== RECORDS FOR THE TASK ==
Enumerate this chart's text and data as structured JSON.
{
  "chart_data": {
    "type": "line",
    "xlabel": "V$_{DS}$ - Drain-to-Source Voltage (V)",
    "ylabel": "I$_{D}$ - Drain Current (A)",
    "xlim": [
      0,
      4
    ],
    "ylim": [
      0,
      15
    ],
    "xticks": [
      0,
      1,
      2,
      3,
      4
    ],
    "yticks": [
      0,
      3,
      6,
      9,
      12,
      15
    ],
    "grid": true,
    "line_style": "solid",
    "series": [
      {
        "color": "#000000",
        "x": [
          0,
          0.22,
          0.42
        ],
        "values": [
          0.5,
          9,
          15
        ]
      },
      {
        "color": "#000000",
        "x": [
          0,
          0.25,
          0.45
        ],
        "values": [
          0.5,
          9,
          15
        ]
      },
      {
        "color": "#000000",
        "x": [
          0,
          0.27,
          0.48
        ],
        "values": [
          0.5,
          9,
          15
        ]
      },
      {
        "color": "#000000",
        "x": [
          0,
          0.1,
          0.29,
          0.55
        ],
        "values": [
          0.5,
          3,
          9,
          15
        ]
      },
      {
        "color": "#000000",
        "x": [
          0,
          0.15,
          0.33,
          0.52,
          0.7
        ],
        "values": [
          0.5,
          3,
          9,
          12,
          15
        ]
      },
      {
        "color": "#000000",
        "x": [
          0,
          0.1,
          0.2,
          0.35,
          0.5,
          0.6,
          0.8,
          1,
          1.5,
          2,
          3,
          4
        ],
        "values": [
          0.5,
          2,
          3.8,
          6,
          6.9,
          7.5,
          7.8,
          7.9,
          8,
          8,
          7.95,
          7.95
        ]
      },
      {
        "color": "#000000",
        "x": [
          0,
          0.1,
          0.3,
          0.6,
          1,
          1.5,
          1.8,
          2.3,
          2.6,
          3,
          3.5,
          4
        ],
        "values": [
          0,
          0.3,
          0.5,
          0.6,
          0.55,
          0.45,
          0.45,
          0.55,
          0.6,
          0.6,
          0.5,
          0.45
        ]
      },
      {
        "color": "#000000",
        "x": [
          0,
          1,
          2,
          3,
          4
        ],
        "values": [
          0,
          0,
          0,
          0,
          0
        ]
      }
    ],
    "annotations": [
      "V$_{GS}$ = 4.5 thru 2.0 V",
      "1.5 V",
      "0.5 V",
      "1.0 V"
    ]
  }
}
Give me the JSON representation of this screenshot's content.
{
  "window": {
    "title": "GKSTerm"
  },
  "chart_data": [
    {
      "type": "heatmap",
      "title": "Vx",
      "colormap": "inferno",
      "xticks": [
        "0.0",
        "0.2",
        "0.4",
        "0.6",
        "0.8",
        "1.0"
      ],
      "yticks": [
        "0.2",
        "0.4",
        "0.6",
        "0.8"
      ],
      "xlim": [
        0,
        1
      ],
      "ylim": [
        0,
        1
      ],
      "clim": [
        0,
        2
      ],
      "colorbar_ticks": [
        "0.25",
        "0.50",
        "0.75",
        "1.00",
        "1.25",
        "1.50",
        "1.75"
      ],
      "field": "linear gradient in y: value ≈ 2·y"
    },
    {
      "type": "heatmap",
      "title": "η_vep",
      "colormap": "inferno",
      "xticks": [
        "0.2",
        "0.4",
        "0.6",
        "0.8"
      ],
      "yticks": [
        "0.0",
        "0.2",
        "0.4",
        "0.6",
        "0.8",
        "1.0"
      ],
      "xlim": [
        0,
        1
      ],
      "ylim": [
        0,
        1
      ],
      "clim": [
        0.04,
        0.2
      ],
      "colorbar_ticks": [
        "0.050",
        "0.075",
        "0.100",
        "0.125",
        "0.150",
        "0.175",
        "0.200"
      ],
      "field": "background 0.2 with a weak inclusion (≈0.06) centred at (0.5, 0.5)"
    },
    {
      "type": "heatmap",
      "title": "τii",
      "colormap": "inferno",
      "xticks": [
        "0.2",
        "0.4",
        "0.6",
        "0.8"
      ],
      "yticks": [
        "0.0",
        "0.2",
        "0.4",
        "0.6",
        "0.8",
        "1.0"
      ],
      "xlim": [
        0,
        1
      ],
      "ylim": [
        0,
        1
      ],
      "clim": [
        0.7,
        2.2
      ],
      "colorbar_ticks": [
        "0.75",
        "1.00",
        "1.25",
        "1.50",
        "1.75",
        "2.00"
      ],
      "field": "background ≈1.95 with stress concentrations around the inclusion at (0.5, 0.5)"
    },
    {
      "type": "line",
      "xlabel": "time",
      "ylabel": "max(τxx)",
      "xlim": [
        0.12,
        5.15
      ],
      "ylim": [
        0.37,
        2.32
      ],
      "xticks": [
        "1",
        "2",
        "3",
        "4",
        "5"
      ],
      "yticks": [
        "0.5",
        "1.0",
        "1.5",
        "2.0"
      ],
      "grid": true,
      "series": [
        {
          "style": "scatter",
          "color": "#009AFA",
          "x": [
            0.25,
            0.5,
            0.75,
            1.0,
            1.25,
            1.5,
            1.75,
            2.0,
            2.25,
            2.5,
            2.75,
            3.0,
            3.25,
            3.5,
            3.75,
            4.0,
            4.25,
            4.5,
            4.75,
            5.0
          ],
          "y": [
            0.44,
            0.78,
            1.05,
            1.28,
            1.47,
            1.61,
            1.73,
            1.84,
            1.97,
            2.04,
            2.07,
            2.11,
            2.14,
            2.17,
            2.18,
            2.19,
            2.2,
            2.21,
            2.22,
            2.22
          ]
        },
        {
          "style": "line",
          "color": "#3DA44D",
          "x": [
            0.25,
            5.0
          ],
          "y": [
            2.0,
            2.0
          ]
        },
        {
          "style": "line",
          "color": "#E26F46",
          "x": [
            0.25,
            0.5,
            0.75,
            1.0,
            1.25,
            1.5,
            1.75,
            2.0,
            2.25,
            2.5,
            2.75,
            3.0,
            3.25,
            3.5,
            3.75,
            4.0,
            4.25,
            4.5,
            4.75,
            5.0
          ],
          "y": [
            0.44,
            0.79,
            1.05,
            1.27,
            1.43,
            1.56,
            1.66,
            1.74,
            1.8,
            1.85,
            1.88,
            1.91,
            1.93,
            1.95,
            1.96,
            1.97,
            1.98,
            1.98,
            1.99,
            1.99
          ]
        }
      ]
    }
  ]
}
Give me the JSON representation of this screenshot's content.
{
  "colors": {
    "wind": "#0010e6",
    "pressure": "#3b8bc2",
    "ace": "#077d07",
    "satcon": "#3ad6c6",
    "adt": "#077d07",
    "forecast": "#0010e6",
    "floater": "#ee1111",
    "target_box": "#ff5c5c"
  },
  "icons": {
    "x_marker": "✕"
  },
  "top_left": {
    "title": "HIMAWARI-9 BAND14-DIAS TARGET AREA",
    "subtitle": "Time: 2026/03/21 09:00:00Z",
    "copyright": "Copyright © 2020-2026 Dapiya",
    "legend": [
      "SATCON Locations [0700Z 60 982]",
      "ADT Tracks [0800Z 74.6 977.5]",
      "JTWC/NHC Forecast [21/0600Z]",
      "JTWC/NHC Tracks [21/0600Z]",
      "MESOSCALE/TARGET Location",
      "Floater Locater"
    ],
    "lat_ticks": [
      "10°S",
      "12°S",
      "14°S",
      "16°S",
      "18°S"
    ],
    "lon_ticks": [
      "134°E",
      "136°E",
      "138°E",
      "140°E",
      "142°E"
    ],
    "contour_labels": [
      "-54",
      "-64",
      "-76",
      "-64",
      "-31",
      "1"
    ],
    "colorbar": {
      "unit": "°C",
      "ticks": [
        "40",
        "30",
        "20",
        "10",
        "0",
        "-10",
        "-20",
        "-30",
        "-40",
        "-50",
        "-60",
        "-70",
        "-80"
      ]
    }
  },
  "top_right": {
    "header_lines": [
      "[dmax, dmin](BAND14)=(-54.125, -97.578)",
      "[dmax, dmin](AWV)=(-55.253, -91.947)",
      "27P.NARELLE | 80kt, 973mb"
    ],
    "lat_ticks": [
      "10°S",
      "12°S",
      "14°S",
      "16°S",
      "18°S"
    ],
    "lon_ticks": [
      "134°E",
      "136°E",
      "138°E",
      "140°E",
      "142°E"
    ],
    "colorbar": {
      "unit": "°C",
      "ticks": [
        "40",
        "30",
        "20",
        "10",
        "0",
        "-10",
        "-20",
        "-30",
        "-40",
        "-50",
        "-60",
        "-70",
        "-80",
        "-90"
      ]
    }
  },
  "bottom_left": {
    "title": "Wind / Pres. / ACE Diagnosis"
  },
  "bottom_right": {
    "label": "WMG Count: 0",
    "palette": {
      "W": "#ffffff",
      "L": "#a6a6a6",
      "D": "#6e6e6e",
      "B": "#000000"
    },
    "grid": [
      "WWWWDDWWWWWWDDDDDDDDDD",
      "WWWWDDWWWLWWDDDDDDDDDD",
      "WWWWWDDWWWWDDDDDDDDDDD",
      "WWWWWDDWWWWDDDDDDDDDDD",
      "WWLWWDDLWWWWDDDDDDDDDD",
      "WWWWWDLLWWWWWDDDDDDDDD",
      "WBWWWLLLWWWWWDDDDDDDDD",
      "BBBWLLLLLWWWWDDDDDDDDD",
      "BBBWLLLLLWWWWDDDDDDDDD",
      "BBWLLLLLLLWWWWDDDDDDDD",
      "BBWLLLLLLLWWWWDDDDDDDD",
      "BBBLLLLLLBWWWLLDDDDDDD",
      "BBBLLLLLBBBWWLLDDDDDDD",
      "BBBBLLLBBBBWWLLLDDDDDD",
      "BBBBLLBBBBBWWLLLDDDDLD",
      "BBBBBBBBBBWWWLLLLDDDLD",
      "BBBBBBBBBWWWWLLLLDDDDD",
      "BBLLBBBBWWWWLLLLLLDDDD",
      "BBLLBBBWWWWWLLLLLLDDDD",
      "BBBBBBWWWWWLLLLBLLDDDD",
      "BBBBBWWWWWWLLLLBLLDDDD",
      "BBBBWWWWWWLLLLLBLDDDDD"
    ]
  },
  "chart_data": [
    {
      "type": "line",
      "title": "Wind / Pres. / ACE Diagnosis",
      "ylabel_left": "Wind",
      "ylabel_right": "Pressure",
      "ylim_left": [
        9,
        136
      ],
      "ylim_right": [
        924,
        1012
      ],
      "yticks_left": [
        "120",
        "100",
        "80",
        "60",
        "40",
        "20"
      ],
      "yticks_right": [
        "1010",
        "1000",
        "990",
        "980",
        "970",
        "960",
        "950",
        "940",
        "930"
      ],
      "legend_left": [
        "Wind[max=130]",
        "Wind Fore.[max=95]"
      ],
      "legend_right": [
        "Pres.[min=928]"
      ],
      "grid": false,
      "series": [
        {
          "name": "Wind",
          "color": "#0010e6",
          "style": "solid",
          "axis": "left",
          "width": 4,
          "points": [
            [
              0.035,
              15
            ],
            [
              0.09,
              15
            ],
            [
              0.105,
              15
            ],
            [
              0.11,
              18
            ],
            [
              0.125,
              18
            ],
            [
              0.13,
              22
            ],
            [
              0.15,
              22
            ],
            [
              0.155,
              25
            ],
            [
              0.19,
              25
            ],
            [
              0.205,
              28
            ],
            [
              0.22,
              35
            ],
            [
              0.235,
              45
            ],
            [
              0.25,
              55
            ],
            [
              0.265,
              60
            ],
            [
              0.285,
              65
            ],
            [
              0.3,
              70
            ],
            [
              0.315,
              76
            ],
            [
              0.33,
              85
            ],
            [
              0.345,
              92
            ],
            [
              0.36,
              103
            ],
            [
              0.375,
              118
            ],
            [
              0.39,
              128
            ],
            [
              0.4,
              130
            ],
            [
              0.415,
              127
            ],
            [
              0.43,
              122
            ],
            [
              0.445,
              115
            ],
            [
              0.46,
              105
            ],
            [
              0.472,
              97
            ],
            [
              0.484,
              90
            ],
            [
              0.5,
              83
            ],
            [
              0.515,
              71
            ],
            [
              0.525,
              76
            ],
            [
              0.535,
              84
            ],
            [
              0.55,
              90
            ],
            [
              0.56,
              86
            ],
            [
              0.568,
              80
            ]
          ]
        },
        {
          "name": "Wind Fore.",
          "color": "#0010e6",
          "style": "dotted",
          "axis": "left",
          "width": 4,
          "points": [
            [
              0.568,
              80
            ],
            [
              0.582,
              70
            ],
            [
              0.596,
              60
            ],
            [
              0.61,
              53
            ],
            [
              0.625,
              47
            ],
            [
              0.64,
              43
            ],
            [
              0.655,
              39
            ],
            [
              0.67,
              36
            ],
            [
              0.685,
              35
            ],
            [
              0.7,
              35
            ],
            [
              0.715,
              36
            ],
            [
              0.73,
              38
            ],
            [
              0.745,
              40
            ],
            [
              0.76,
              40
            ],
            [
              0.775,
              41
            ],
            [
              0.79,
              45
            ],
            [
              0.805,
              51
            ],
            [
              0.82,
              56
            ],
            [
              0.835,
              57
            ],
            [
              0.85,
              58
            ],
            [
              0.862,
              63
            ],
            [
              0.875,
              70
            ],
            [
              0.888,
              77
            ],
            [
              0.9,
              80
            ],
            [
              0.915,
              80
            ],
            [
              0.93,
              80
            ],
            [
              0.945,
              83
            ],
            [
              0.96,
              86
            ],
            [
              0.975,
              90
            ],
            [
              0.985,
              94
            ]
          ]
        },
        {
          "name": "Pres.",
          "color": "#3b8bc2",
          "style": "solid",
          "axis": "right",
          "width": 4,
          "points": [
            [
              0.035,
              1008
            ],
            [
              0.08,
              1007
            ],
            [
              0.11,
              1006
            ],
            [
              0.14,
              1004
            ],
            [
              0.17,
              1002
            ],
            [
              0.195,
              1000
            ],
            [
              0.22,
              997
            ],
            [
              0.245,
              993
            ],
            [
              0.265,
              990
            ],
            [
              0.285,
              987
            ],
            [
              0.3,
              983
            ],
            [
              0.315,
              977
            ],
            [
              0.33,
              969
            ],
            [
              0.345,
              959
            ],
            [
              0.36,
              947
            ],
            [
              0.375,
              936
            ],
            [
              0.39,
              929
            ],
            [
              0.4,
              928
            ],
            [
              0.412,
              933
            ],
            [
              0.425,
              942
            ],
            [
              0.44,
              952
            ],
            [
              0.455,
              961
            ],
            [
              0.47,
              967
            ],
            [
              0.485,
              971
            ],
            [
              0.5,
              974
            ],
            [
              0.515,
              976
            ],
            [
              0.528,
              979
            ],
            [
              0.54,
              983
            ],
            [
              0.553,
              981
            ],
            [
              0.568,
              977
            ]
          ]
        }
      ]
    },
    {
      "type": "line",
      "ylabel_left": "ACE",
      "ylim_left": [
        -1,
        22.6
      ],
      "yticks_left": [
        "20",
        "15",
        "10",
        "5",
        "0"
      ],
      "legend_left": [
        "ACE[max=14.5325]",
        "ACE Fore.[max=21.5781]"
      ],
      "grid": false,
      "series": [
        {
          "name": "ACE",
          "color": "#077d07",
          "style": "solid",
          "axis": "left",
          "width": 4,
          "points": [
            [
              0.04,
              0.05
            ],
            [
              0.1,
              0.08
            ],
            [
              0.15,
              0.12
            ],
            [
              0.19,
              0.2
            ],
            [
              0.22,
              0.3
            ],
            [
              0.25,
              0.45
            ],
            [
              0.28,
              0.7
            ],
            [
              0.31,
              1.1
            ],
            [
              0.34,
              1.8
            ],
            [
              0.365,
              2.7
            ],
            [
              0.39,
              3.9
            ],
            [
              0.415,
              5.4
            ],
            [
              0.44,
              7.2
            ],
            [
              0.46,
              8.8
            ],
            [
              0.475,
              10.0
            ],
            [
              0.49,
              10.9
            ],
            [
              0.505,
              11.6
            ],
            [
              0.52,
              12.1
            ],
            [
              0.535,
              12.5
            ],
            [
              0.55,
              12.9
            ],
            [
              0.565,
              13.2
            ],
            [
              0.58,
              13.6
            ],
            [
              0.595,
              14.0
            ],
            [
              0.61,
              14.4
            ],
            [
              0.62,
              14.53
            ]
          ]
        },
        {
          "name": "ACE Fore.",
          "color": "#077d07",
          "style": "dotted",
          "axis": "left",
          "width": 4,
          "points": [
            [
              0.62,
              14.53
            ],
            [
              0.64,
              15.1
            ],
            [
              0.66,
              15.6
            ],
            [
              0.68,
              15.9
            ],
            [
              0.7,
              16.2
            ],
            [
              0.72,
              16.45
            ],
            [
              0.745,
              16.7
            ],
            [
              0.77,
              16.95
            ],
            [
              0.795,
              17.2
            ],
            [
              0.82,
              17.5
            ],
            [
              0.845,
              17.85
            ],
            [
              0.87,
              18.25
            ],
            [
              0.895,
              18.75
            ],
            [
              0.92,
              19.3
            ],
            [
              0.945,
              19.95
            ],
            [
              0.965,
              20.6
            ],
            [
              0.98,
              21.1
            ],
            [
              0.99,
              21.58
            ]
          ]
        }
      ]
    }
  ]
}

== TASK DIRECTIONS ==
Out of the records, collect only those lines that contain the string "inclusion".

== CORRECT RESPONSE ==
      "field": "background 0.2 with a weak inclusion (≈0.06) centred at (0.5, 0.5)"
      "field": "background ≈1.95 with stress concentrations around the inclusion at (0.5, 0.5)"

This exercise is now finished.